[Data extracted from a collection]
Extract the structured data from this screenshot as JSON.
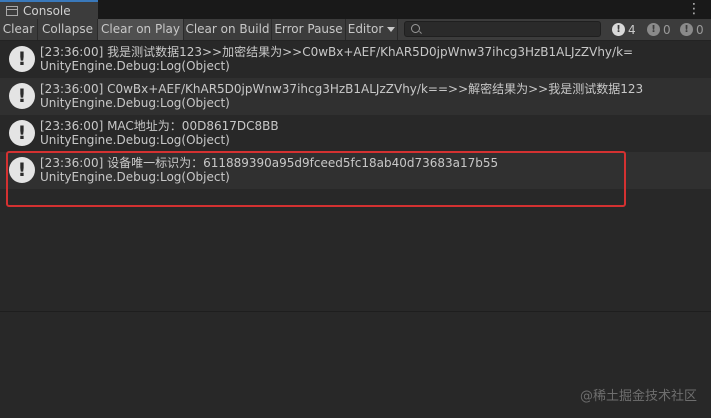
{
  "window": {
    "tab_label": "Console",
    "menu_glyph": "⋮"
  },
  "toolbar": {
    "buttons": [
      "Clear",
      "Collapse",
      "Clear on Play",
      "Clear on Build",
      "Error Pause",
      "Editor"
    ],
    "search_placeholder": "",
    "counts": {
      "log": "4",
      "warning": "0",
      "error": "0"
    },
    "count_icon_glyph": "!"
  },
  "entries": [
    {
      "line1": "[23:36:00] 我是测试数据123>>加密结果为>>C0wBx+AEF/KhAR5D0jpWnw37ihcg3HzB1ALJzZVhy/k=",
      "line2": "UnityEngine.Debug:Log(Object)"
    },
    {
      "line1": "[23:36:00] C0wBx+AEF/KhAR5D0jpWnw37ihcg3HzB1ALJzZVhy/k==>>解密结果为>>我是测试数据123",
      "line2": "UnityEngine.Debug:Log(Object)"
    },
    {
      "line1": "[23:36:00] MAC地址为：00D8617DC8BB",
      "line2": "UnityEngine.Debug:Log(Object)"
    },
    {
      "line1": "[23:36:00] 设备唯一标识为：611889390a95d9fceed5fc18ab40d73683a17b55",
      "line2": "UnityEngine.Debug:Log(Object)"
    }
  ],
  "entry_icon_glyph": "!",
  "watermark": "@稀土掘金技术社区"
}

Given task. Give every line back word for word and leave the pictures out.

Final result.
Extract the structured data from this screenshot as JSON.
{
  "window": {
    "tab_label": "Console",
    "menu_glyph": "⋮"
  },
  "toolbar": {
    "buttons": [
      "Clear",
      "Collapse",
      "Clear on Play",
      "Clear on Build",
      "Error Pause",
      "Editor"
    ],
    "search_placeholder": "",
    "counts": {
      "log": "4",
      "warning": "0",
      "error": "0"
    },
    "count_icon_glyph": "!"
  },
  "entries": [
    {
      "line1": "[23:36:00] 我是测试数据123>>加密结果为>>C0wBx+AEF/KhAR5D0jpWnw37ihcg3HzB1ALJzZVhy/k=",
      "line2": "UnityEngine.Debug:Log(Object)"
    },
    {
      "line1": "[23:36:00] C0wBx+AEF/KhAR5D0jpWnw37ihcg3HzB1ALJzZVhy/k==>>解密结果为>>我是测试数据123",
      "line2": "UnityEngine.Debug:Log(Object)"
    },
    {
      "line1": "[23:36:00] MAC地址为：00D8617DC8BB",
      "line2": "UnityEngine.Debug:Log(Object)"
    },
    {
      "line1": "[23:36:00] 设备唯一标识为：611889390a95d9fceed5fc18ab40d73683a17b55",
      "line2": "UnityEngine.Debug:Log(Object)"
    }
  ],
  "entry_icon_glyph": "!",
  "watermark": "@稀土掘金技术社区"
}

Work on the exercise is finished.